» **Exercise details**: Send back the records in full, character for character.

* BEGIN Dataset records *

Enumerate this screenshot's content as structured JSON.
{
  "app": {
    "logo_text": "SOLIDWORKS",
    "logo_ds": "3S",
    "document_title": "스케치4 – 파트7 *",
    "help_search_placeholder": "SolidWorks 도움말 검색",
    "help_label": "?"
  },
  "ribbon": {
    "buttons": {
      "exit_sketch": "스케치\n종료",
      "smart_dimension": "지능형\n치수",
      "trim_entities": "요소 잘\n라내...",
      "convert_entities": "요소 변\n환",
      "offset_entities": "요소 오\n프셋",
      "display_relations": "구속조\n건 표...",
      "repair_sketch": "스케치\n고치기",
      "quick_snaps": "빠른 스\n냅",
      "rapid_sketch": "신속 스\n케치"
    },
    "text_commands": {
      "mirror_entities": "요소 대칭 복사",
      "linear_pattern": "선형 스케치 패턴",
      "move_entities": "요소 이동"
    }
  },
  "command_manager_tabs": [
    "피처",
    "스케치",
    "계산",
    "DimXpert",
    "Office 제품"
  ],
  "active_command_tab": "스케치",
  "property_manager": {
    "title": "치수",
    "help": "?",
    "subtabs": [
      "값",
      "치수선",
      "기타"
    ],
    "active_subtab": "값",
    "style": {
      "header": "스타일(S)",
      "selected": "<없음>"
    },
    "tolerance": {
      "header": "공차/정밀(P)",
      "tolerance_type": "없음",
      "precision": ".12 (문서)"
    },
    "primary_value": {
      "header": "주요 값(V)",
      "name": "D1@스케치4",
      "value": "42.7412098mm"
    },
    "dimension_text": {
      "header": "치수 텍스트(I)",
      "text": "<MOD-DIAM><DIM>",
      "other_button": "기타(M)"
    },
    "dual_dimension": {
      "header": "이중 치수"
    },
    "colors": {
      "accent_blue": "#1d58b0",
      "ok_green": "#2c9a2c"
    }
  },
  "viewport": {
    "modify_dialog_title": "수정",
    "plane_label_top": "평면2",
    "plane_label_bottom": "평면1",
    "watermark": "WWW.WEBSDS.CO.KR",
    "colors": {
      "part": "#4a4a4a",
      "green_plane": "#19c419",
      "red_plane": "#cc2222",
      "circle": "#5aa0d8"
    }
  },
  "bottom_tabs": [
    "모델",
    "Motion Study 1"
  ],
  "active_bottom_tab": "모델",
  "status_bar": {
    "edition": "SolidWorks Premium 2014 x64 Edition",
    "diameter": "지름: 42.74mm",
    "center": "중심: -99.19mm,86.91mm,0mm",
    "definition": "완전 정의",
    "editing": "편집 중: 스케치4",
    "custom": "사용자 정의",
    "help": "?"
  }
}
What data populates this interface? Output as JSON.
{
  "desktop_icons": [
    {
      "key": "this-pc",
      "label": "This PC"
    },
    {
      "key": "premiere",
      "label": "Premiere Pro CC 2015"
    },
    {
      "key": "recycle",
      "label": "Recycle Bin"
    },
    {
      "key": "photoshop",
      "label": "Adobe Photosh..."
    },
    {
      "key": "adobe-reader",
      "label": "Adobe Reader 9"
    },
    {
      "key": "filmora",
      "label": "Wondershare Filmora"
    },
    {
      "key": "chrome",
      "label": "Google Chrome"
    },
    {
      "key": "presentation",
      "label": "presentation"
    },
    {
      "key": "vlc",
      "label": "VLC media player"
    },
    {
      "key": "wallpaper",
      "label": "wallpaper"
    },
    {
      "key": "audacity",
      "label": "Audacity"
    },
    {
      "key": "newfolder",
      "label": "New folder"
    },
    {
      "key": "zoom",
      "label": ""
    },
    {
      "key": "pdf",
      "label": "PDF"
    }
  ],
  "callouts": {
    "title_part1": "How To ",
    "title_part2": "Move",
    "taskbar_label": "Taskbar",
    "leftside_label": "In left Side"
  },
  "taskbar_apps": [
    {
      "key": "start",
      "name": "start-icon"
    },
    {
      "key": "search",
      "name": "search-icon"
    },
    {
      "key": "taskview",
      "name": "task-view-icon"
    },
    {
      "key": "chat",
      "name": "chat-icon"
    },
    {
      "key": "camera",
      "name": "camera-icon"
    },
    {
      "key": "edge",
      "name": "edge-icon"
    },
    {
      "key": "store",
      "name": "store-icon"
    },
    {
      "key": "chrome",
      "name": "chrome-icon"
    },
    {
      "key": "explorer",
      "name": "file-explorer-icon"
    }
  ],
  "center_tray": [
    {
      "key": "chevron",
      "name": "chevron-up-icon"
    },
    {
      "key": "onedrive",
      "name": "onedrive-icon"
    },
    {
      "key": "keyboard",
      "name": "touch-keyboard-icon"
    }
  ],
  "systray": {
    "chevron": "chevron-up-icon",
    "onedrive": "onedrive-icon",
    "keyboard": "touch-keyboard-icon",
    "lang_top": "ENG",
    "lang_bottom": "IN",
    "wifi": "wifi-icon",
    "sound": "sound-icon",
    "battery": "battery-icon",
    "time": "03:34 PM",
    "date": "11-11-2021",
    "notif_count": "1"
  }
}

* END Dataset records *

» **The response**:
Enumerate this screenshot's content as structured JSON.
{
  "app": {
    "logo_text": "SOLIDWORKS",
    "logo_ds": "3S",
    "document_title": "스케치4 – 파트7 *",
    "help_search_placeholder": "SolidWorks 도움말 검색",
    "help_label": "?"
  },
  "ribbon": {
    "buttons": {
      "exit_sketch": "스케치\n종료",
      "smart_dimension": "지능형\n치수",
      "trim_entities": "요소 잘\n라내...",
      "convert_entities": "요소 변\n환",
      "offset_entities": "요소 오\n프셋",
      "display_relations": "구속조\n건 표...",
      "repair_sketch": "스케치\n고치기",
      "quick_snaps": "빠른 스\n냅",
      "rapid_sketch": "신속 스\n케치"
    },
    "text_commands": {
      "mirror_entities": "요소 대칭 복사",
      "linear_pattern": "선형 스케치 패턴",
      "move_entities": "요소 이동"
    }
  },
  "command_manager_tabs": [
    "피처",
    "스케치",
    "계산",
    "DimXpert",
    "Office 제품"
  ],
  "active_command_tab": "스케치",
  "property_manager": {
    "title": "치수",
    "help": "?",
    "subtabs": [
      "값",
      "치수선",
      "기타"
    ],
    "active_subtab": "값",
    "style": {
      "header": "스타일(S)",
      "selected": "<없음>"
    },
    "tolerance": {
      "header": "공차/정밀(P)",
      "tolerance_type": "없음",
      "precision": ".12 (문서)"
    },
    "primary_value": {
      "header": "주요 값(V)",
      "name": "D1@스케치4",
      "value": "42.7412098mm"
    },
    "dimension_text": {
      "header": "치수 텍스트(I)",
      "text": "<MOD-DIAM><DIM>",
      "other_button": "기타(M)"
    },
    "dual_dimension": {
      "header": "이중 치수"
    },
    "colors": {
      "accent_blue": "#1d58b0",
      "ok_green": "#2c9a2c"
    }
  },
  "viewport": {
    "modify_dialog_title": "수정",
    "plane_label_top": "평면2",
    "plane_label_bottom": "평면1",
    "watermark": "WWW.WEBSDS.CO.KR",
    "colors": {
      "part": "#4a4a4a",
      "green_plane": "#19c419",
      "red_plane": "#cc2222",
      "circle": "#5aa0d8"
    }
  },
  "bottom_tabs": [
    "모델",
    "Motion Study 1"
  ],
  "active_bottom_tab": "모델",
  "status_bar": {
    "edition": "SolidWorks Premium 2014 x64 Edition",
    "diameter": "지름: 42.74mm",
    "center": "중심: -99.19mm,86.91mm,0mm",
    "definition": "완전 정의",
    "editing": "편집 중: 스케치4",
    "custom": "사용자 정의",
    "help": "?"
  }
}
What data populates this interface? Output as JSON.
{
  "desktop_icons": [
    {
      "key": "this-pc",
      "label": "This PC"
    },
    {
      "key": "premiere",
      "label": "Premiere Pro CC 2015"
    },
    {
      "key": "recycle",
      "label": "Recycle Bin"
    },
    {
      "key": "photoshop",
      "label": "Adobe Photosh..."
    },
    {
      "key": "adobe-reader",
      "label": "Adobe Reader 9"
    },
    {
      "key": "filmora",
      "label": "Wondershare Filmora"
    },
    {
      "key": "chrome",
      "label": "Google Chrome"
    },
    {
      "key": "presentation",
      "label": "presentation"
    },
    {
      "key": "vlc",
      "label": "VLC media player"
    },
    {
      "key": "wallpaper",
      "label": "wallpaper"
    },
    {
      "key": "audacity",
      "label": "Audacity"
    },
    {
      "key": "newfolder",
      "label": "New folder"
    },
    {
      "key": "zoom",
      "label": ""
    },
    {
      "key": "pdf",
      "label": "PDF"
    }
  ],
  "callouts": {
    "title_part1": "How To ",
    "title_part2": "Move",
    "taskbar_label": "Taskbar",
    "leftside_label": "In left Side"
  },
  "taskbar_apps": [
    {
      "key": "start",
      "name": "start-icon"
    },
    {
      "key": "search",
      "name": "search-icon"
    },
    {
      "key": "taskview",
      "name": "task-view-icon"
    },
    {
      "key": "chat",
      "name": "chat-icon"
    },
    {
      "key": "camera",
      "name": "camera-icon"
    },
    {
      "key": "edge",
      "name": "edge-icon"
    },
    {
      "key": "store",
      "name": "store-icon"
    },
    {
      "key": "chrome",
      "name": "chrome-icon"
    },
    {
      "key": "explorer",
      "name": "file-explorer-icon"
    }
  ],
  "center_tray": [
    {
      "key": "chevron",
      "name": "chevron-up-icon"
    },
    {
      "key": "onedrive",
      "name": "onedrive-icon"
    },
    {
      "key": "keyboard",
      "name": "touch-keyboard-icon"
    }
  ],
  "systray": {
    "chevron": "chevron-up-icon",
    "onedrive": "onedrive-icon",
    "keyboard": "touch-keyboard-icon",
    "lang_top": "ENG",
    "lang_bottom": "IN",
    "wifi": "wifi-icon",
    "sound": "sound-icon",
    "battery": "battery-icon",
    "time": "03:34 PM",
    "date": "11-11-2021",
    "notif_count": "1"
  }
}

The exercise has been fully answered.